**Your objective**. Reproduce the listing exactly and skip over any pictures.

# Extracted records start

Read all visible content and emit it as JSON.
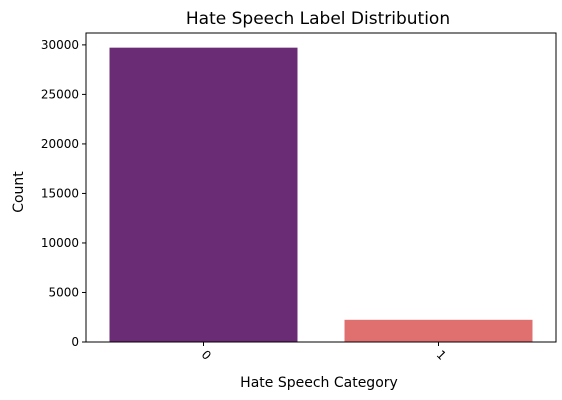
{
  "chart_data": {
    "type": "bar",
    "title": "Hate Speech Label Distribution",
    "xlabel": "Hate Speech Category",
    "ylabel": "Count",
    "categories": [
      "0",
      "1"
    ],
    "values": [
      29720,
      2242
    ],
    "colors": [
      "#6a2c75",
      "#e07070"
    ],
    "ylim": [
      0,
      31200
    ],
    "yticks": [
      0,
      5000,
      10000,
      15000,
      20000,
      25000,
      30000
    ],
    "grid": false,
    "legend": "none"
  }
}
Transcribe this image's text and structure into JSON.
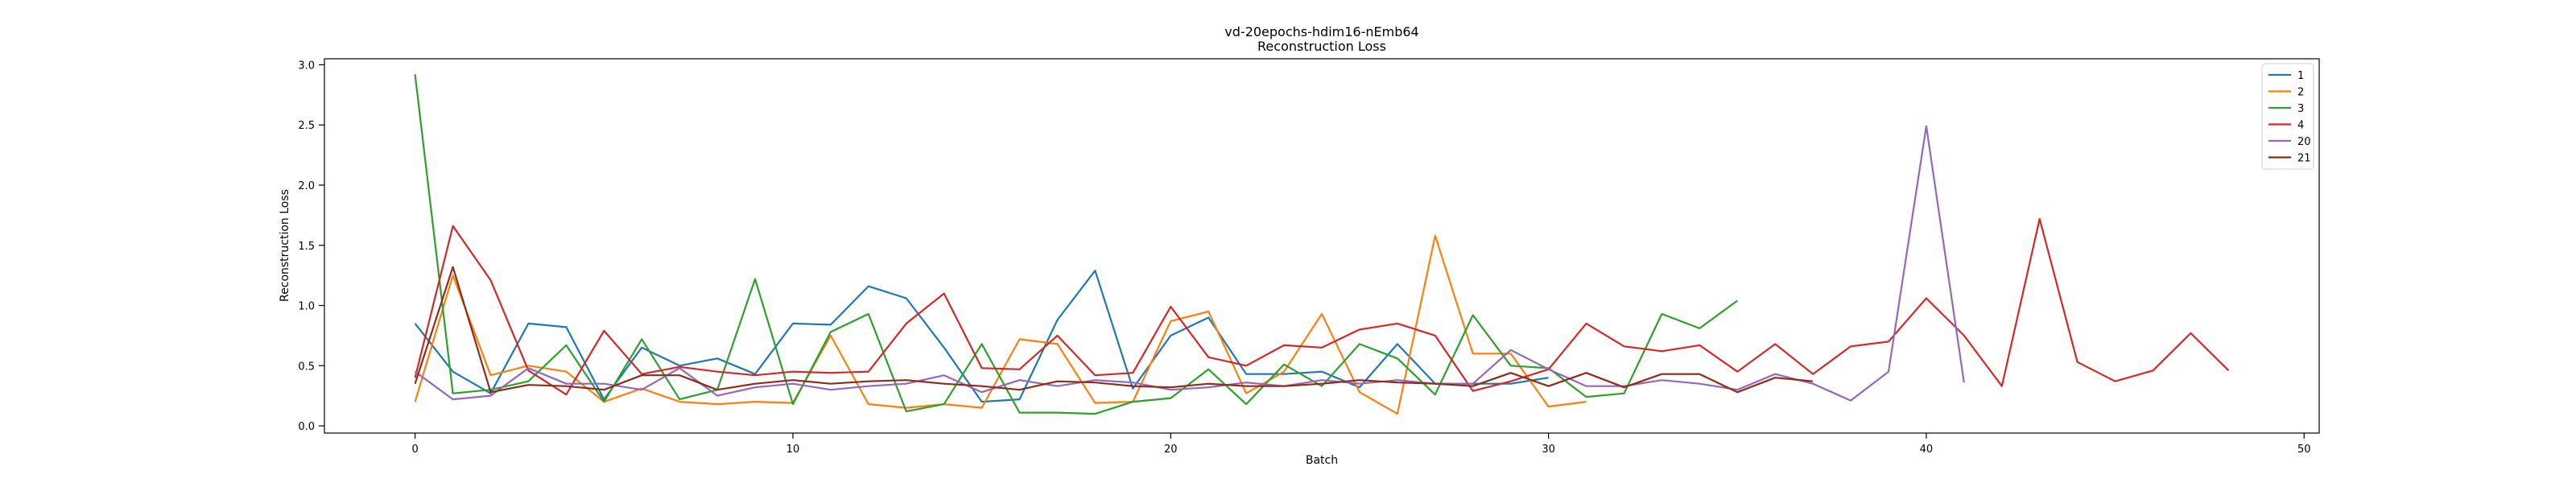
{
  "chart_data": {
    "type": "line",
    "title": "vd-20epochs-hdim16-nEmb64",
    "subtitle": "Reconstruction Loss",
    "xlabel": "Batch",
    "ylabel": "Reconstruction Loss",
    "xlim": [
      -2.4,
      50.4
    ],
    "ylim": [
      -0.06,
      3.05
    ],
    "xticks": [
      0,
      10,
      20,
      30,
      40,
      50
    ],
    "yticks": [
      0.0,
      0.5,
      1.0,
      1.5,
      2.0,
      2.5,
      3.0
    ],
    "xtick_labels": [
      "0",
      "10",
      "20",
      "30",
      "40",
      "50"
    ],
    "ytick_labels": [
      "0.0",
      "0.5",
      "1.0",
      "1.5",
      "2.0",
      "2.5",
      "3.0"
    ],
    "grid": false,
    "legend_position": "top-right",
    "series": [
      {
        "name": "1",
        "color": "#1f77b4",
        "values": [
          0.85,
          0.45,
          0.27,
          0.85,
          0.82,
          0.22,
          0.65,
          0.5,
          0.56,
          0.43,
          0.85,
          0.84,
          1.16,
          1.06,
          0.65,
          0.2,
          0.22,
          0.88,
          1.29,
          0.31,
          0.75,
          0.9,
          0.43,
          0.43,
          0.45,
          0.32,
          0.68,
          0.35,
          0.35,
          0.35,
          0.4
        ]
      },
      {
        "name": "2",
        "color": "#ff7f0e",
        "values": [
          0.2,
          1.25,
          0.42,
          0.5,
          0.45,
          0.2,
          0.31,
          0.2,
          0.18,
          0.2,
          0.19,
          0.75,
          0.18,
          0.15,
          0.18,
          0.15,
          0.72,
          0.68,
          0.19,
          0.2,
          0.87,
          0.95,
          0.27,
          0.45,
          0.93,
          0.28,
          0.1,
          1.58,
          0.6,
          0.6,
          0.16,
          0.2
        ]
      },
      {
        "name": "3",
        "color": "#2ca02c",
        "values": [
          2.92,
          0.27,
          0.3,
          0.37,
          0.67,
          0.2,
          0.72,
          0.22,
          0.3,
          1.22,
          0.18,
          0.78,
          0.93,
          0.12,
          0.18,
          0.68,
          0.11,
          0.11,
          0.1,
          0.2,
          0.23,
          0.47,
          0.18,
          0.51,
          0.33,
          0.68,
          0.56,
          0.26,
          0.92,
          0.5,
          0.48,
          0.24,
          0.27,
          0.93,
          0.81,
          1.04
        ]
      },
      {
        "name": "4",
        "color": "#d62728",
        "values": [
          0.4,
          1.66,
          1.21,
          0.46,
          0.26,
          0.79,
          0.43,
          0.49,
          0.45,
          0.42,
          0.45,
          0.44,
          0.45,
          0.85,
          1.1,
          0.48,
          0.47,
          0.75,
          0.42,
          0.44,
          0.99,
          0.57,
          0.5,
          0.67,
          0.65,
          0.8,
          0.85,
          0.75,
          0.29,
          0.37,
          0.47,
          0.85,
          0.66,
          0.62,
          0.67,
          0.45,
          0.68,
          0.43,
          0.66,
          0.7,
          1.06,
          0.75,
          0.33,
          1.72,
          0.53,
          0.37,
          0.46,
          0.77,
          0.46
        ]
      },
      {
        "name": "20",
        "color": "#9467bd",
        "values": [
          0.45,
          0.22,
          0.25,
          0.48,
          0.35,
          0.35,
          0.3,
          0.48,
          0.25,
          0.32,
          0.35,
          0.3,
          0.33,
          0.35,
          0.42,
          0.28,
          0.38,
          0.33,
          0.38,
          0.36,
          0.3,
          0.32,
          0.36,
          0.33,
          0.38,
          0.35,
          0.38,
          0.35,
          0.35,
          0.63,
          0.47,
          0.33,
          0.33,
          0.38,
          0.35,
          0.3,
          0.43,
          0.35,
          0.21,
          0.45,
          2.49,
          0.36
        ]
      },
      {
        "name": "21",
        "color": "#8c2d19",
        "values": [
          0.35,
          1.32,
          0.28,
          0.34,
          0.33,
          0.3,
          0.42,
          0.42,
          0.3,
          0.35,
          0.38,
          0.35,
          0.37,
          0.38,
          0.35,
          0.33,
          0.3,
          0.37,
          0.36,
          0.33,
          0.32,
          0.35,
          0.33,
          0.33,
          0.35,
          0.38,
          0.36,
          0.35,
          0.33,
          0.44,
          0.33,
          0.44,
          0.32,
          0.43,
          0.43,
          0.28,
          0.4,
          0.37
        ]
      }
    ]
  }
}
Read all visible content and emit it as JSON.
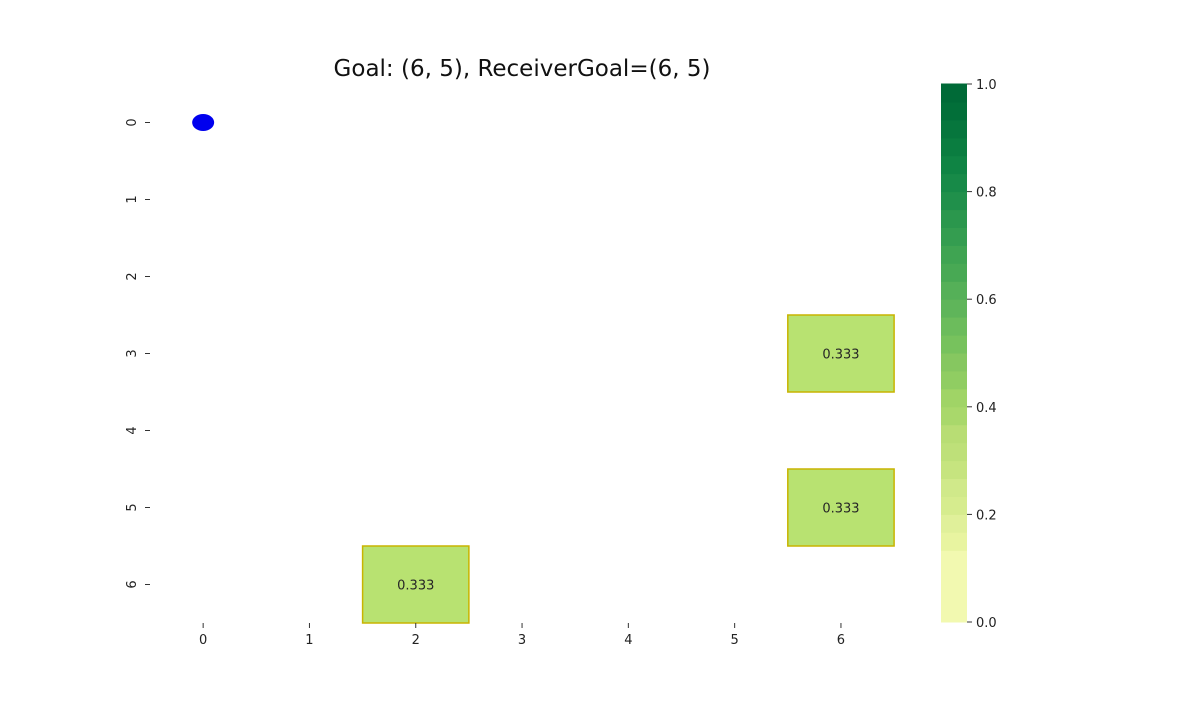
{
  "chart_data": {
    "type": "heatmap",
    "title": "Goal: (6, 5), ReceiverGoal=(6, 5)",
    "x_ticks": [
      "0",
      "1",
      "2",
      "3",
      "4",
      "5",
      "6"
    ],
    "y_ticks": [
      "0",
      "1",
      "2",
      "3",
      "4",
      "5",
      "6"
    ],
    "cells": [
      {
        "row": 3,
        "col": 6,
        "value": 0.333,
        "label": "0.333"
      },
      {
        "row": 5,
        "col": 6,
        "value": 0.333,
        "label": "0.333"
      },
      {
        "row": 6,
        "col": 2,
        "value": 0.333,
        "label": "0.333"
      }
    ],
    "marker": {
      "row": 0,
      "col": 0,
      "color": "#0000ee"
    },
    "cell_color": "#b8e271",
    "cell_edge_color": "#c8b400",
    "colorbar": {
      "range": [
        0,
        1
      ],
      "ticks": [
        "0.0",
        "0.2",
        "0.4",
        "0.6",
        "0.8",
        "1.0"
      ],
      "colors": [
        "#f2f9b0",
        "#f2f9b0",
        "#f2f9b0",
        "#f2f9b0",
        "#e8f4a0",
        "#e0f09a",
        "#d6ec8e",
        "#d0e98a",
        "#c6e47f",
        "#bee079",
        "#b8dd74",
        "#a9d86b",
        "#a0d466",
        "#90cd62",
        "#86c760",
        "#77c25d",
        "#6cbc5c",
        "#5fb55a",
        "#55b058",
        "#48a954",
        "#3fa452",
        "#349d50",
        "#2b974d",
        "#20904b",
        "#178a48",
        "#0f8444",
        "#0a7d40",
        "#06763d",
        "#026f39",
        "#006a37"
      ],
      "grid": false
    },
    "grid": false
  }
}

# Extracted records end

**Exercise output**.
Read all visible content and emit it as JSON.
{
  "chart_data": {
    "type": "bar",
    "title": "Hate Speech Label Distribution",
    "xlabel": "Hate Speech Category",
    "ylabel": "Count",
    "categories": [
      "0",
      "1"
    ],
    "values": [
      29720,
      2242
    ],
    "colors": [
      "#6a2c75",
      "#e07070"
    ],
    "ylim": [
      0,
      31200
    ],
    "yticks": [
      0,
      5000,
      10000,
      15000,
      20000,
      25000,
      30000
    ],
    "grid": false,
    "legend": "none"
  }
}
Transcribe this image's text and structure into JSON.
{
  "chart_data": {
    "type": "line",
    "title": "vd-20epochs-hdim16-nEmb64",
    "subtitle": "Reconstruction Loss",
    "xlabel": "Batch",
    "ylabel": "Reconstruction Loss",
    "xlim": [
      -2.4,
      50.4
    ],
    "ylim": [
      -0.06,
      3.05
    ],
    "xticks": [
      0,
      10,
      20,
      30,
      40,
      50
    ],
    "yticks": [
      0.0,
      0.5,
      1.0,
      1.5,
      2.0,
      2.5,
      3.0
    ],
    "xtick_labels": [
      "0",
      "10",
      "20",
      "30",
      "40",
      "50"
    ],
    "ytick_labels": [
      "0.0",
      "0.5",
      "1.0",
      "1.5",
      "2.0",
      "2.5",
      "3.0"
    ],
    "grid": false,
    "legend_position": "top-right",
    "series": [
      {
        "name": "1",
        "color": "#1f77b4",
        "values": [
          0.85,
          0.45,
          0.27,
          0.85,
          0.82,
          0.22,
          0.65,
          0.5,
          0.56,
          0.43,
          0.85,
          0.84,
          1.16,
          1.06,
          0.65,
          0.2,
          0.22,
          0.88,
          1.29,
          0.31,
          0.75,
          0.9,
          0.43,
          0.43,
          0.45,
          0.32,
          0.68,
          0.35,
          0.35,
          0.35,
          0.4
        ]
      },
      {
        "name": "2",
        "color": "#ff7f0e",
        "values": [
          0.2,
          1.25,
          0.42,
          0.5,
          0.45,
          0.2,
          0.31,
          0.2,
          0.18,
          0.2,
          0.19,
          0.75,
          0.18,
          0.15,
          0.18,
          0.15,
          0.72,
          0.68,
          0.19,
          0.2,
          0.87,
          0.95,
          0.27,
          0.45,
          0.93,
          0.28,
          0.1,
          1.58,
          0.6,
          0.6,
          0.16,
          0.2
        ]
      },
      {
        "name": "3",
        "color": "#2ca02c",
        "values": [
          2.92,
          0.27,
          0.3,
          0.37,
          0.67,
          0.2,
          0.72,
          0.22,
          0.3,
          1.22,
          0.18,
          0.78,
          0.93,
          0.12,
          0.18,
          0.68,
          0.11,
          0.11,
          0.1,
          0.2,
          0.23,
          0.47,
          0.18,
          0.51,
          0.33,
          0.68,
          0.56,
          0.26,
          0.92,
          0.5,
          0.48,
          0.24,
          0.27,
          0.93,
          0.81,
          1.04
        ]
      },
      {
        "name": "4",
        "color": "#d62728",
        "values": [
          0.4,
          1.66,
          1.21,
          0.46,
          0.26,
          0.79,
          0.43,
          0.49,
          0.45,
          0.42,
          0.45,
          0.44,
          0.45,
          0.85,
          1.1,
          0.48,
          0.47,
          0.75,
          0.42,
          0.44,
          0.99,
          0.57,
          0.5,
          0.67,
          0.65,
          0.8,
          0.85,
          0.75,
          0.29,
          0.37,
          0.47,
          0.85,
          0.66,
          0.62,
          0.67,
          0.45,
          0.68,
          0.43,
          0.66,
          0.7,
          1.06,
          0.75,
          0.33,
          1.72,
          0.53,
          0.37,
          0.46,
          0.77,
          0.46
        ]
      },
      {
        "name": "20",
        "color": "#9467bd",
        "values": [
          0.45,
          0.22,
          0.25,
          0.48,
          0.35,
          0.35,
          0.3,
          0.48,
          0.25,
          0.32,
          0.35,
          0.3,
          0.33,
          0.35,
          0.42,
          0.28,
          0.38,
          0.33,
          0.38,
          0.36,
          0.3,
          0.32,
          0.36,
          0.33,
          0.38,
          0.35,
          0.38,
          0.35,
          0.35,
          0.63,
          0.47,
          0.33,
          0.33,
          0.38,
          0.35,
          0.3,
          0.43,
          0.35,
          0.21,
          0.45,
          2.49,
          0.36
        ]
      },
      {
        "name": "21",
        "color": "#8c2d19",
        "values": [
          0.35,
          1.32,
          0.28,
          0.34,
          0.33,
          0.3,
          0.42,
          0.42,
          0.3,
          0.35,
          0.38,
          0.35,
          0.37,
          0.38,
          0.35,
          0.33,
          0.3,
          0.37,
          0.36,
          0.33,
          0.32,
          0.35,
          0.33,
          0.33,
          0.35,
          0.38,
          0.36,
          0.35,
          0.33,
          0.44,
          0.33,
          0.44,
          0.32,
          0.43,
          0.43,
          0.28,
          0.4,
          0.37
        ]
      }
    ]
  }
}
Read all visible content and emit it as JSON.
{
  "chart_data": {
    "type": "heatmap",
    "title": "Goal: (6, 5), ReceiverGoal=(6, 5)",
    "x_ticks": [
      "0",
      "1",
      "2",
      "3",
      "4",
      "5",
      "6"
    ],
    "y_ticks": [
      "0",
      "1",
      "2",
      "3",
      "4",
      "5",
      "6"
    ],
    "cells": [
      {
        "row": 3,
        "col": 6,
        "value": 0.333,
        "label": "0.333"
      },
      {
        "row": 5,
        "col": 6,
        "value": 0.333,
        "label": "0.333"
      },
      {
        "row": 6,
        "col": 2,
        "value": 0.333,
        "label": "0.333"
      }
    ],
    "marker": {
      "row": 0,
      "col": 0,
      "color": "#0000ee"
    },
    "cell_color": "#b8e271",
    "cell_edge_color": "#c8b400",
    "colorbar": {
      "range": [
        0,
        1
      ],
      "ticks": [
        "0.0",
        "0.2",
        "0.4",
        "0.6",
        "0.8",
        "1.0"
      ],
      "colors": [
        "#f2f9b0",
        "#f2f9b0",
        "#f2f9b0",
        "#f2f9b0",
        "#e8f4a0",
        "#e0f09a",
        "#d6ec8e",
        "#d0e98a",
        "#c6e47f",
        "#bee079",
        "#b8dd74",
        "#a9d86b",
        "#a0d466",
        "#90cd62",
        "#86c760",
        "#77c25d",
        "#6cbc5c",
        "#5fb55a",
        "#55b058",
        "#48a954",
        "#3fa452",
        "#349d50",
        "#2b974d",
        "#20904b",
        "#178a48",
        "#0f8444",
        "#0a7d40",
        "#06763d",
        "#026f39",
        "#006a37"
      ],
      "grid": false
    },
    "grid": false
  }
}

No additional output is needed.